● TASK
Every line below should be copied exactly; drop the pictures.

● RECORDS FOR THIS EXERCISE
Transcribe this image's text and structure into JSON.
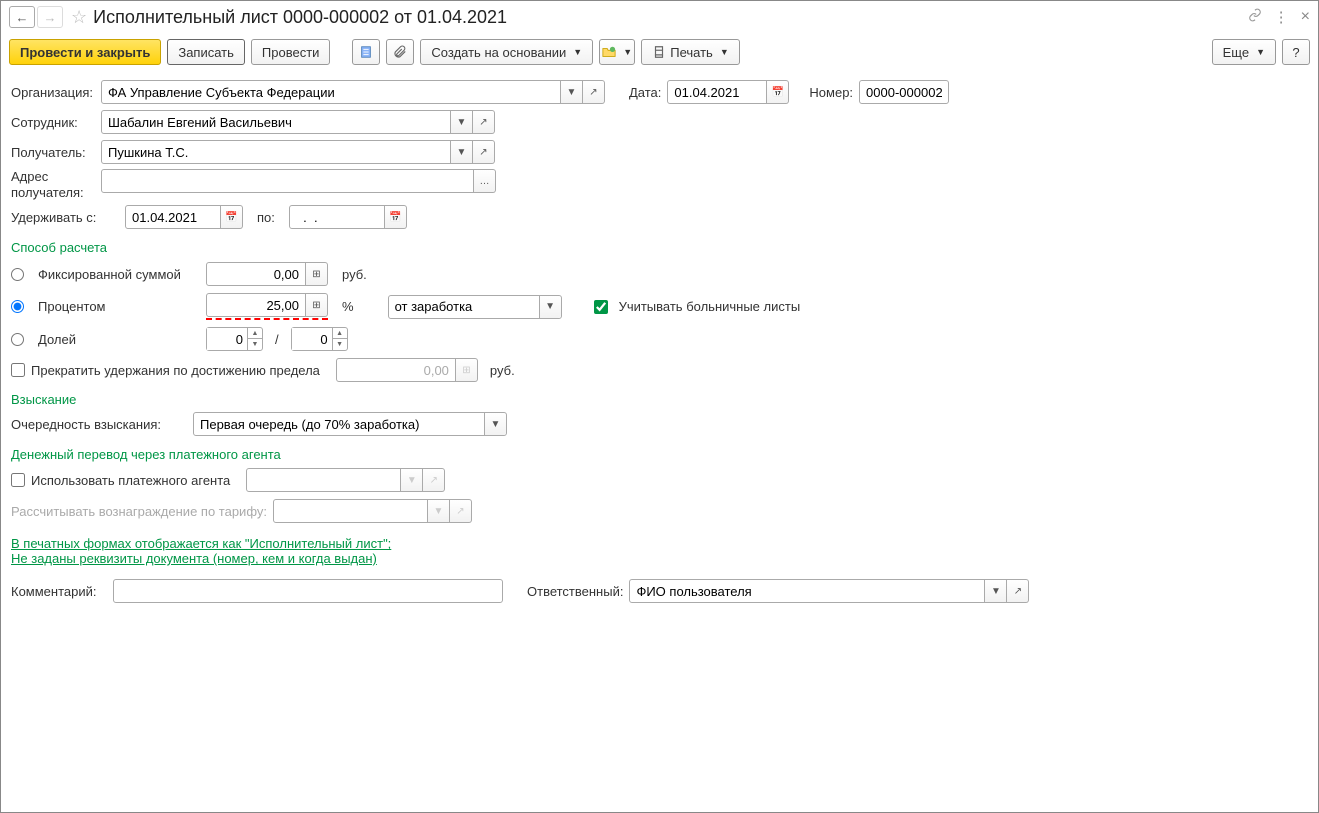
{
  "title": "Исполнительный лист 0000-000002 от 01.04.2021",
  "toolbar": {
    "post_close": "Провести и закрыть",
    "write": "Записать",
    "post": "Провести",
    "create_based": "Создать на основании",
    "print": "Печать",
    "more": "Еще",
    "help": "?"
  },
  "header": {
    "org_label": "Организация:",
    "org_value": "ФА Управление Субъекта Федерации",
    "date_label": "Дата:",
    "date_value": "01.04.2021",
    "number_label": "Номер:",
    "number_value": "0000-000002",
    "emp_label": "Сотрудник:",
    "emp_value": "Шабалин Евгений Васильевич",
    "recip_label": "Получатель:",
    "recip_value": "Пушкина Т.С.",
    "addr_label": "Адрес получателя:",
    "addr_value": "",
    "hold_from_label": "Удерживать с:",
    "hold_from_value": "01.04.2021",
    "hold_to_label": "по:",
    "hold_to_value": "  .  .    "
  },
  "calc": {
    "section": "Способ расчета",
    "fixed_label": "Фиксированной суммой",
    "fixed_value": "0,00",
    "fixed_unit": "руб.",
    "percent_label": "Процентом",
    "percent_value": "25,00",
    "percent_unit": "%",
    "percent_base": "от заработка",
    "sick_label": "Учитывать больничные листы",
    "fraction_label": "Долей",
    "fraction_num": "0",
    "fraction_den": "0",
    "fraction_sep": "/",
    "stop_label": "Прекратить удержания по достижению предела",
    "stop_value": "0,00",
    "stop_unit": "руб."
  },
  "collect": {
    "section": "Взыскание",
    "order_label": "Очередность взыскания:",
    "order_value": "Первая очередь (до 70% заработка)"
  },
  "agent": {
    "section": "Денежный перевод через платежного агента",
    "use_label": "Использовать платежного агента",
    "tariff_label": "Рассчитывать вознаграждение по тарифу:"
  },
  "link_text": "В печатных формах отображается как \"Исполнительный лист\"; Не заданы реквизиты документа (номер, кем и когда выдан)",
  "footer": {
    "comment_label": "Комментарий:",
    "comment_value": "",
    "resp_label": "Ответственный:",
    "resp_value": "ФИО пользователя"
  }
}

● CORRECT ANSWER
Transcribe this image's text and structure into JSON.
{
  "title": "Исполнительный лист 0000-000002 от 01.04.2021",
  "toolbar": {
    "post_close": "Провести и закрыть",
    "write": "Записать",
    "post": "Провести",
    "create_based": "Создать на основании",
    "print": "Печать",
    "more": "Еще",
    "help": "?"
  },
  "header": {
    "org_label": "Организация:",
    "org_value": "ФА Управление Субъекта Федерации",
    "date_label": "Дата:",
    "date_value": "01.04.2021",
    "number_label": "Номер:",
    "number_value": "0000-000002",
    "emp_label": "Сотрудник:",
    "emp_value": "Шабалин Евгений Васильевич",
    "recip_label": "Получатель:",
    "recip_value": "Пушкина Т.С.",
    "addr_label": "Адрес получателя:",
    "addr_value": "",
    "hold_from_label": "Удерживать с:",
    "hold_from_value": "01.04.2021",
    "hold_to_label": "по:",
    "hold_to_value": "  .  .    "
  },
  "calc": {
    "section": "Способ расчета",
    "fixed_label": "Фиксированной суммой",
    "fixed_value": "0,00",
    "fixed_unit": "руб.",
    "percent_label": "Процентом",
    "percent_value": "25,00",
    "percent_unit": "%",
    "percent_base": "от заработка",
    "sick_label": "Учитывать больничные листы",
    "fraction_label": "Долей",
    "fraction_num": "0",
    "fraction_den": "0",
    "fraction_sep": "/",
    "stop_label": "Прекратить удержания по достижению предела",
    "stop_value": "0,00",
    "stop_unit": "руб."
  },
  "collect": {
    "section": "Взыскание",
    "order_label": "Очередность взыскания:",
    "order_value": "Первая очередь (до 70% заработка)"
  },
  "agent": {
    "section": "Денежный перевод через платежного агента",
    "use_label": "Использовать платежного агента",
    "tariff_label": "Рассчитывать вознаграждение по тарифу:"
  },
  "link_text": "В печатных формах отображается как \"Исполнительный лист\"; Не заданы реквизиты документа (номер, кем и когда выдан)",
  "footer": {
    "comment_label": "Комментарий:",
    "comment_value": "",
    "resp_label": "Ответственный:",
    "resp_value": "ФИО пользователя"
  }
}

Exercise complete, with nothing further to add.